→ Instructions to follow
Leave out any pictures and transcribe all other data below exactly.
****
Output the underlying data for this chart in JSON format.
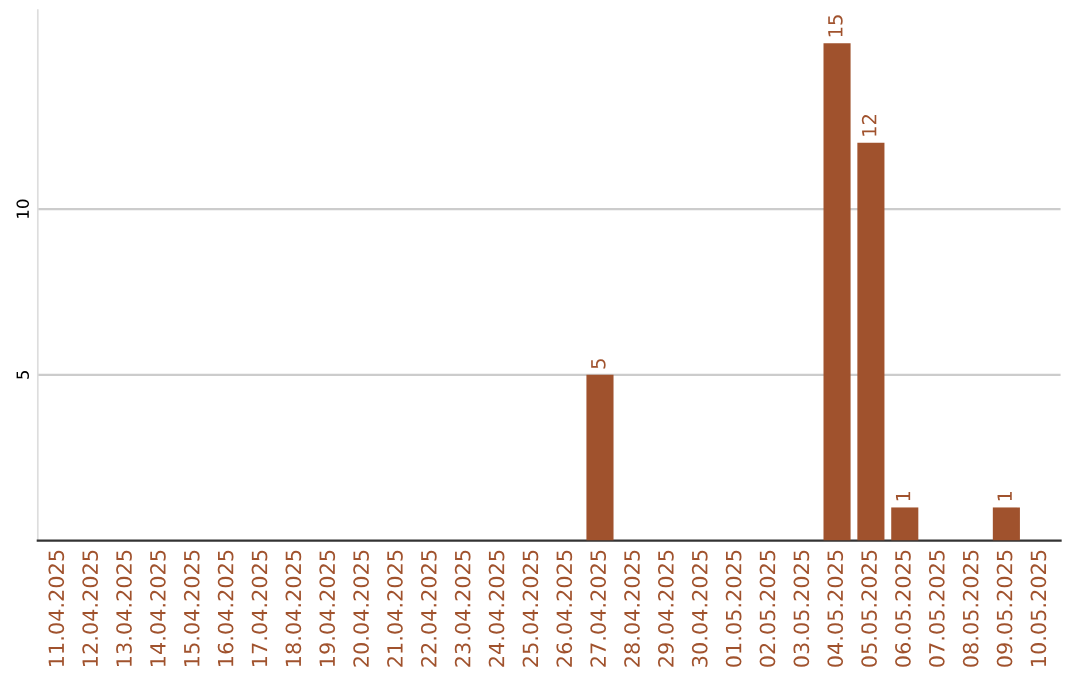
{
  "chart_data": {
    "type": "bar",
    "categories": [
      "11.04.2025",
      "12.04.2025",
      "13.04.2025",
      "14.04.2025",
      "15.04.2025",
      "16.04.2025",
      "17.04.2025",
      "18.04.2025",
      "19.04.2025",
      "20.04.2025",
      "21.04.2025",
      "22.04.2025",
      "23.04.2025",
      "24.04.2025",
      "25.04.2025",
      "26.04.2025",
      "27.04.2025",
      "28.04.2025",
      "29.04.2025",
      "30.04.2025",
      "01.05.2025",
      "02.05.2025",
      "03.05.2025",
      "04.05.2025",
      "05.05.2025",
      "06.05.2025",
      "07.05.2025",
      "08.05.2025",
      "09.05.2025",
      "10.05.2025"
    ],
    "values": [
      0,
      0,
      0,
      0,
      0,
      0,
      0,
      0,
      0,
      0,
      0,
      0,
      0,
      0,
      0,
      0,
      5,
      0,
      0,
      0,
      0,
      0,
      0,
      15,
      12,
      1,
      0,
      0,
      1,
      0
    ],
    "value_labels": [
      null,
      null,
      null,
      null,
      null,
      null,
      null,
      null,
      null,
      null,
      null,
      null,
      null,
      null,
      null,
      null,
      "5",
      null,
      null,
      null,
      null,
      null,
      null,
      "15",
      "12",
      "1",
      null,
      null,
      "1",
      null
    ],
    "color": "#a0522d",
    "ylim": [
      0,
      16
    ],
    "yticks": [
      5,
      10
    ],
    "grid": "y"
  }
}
****
→ Final result
Output the underlying data for this chart in JSON format.
{
  "chart_data": {
    "type": "bar",
    "categories": [
      "11.04.2025",
      "12.04.2025",
      "13.04.2025",
      "14.04.2025",
      "15.04.2025",
      "16.04.2025",
      "17.04.2025",
      "18.04.2025",
      "19.04.2025",
      "20.04.2025",
      "21.04.2025",
      "22.04.2025",
      "23.04.2025",
      "24.04.2025",
      "25.04.2025",
      "26.04.2025",
      "27.04.2025",
      "28.04.2025",
      "29.04.2025",
      "30.04.2025",
      "01.05.2025",
      "02.05.2025",
      "03.05.2025",
      "04.05.2025",
      "05.05.2025",
      "06.05.2025",
      "07.05.2025",
      "08.05.2025",
      "09.05.2025",
      "10.05.2025"
    ],
    "values": [
      0,
      0,
      0,
      0,
      0,
      0,
      0,
      0,
      0,
      0,
      0,
      0,
      0,
      0,
      0,
      0,
      5,
      0,
      0,
      0,
      0,
      0,
      0,
      15,
      12,
      1,
      0,
      0,
      1,
      0
    ],
    "value_labels": [
      null,
      null,
      null,
      null,
      null,
      null,
      null,
      null,
      null,
      null,
      null,
      null,
      null,
      null,
      null,
      null,
      "5",
      null,
      null,
      null,
      null,
      null,
      null,
      "15",
      "12",
      "1",
      null,
      null,
      "1",
      null
    ],
    "color": "#a0522d",
    "ylim": [
      0,
      16
    ],
    "yticks": [
      5,
      10
    ],
    "grid": "y"
  }
}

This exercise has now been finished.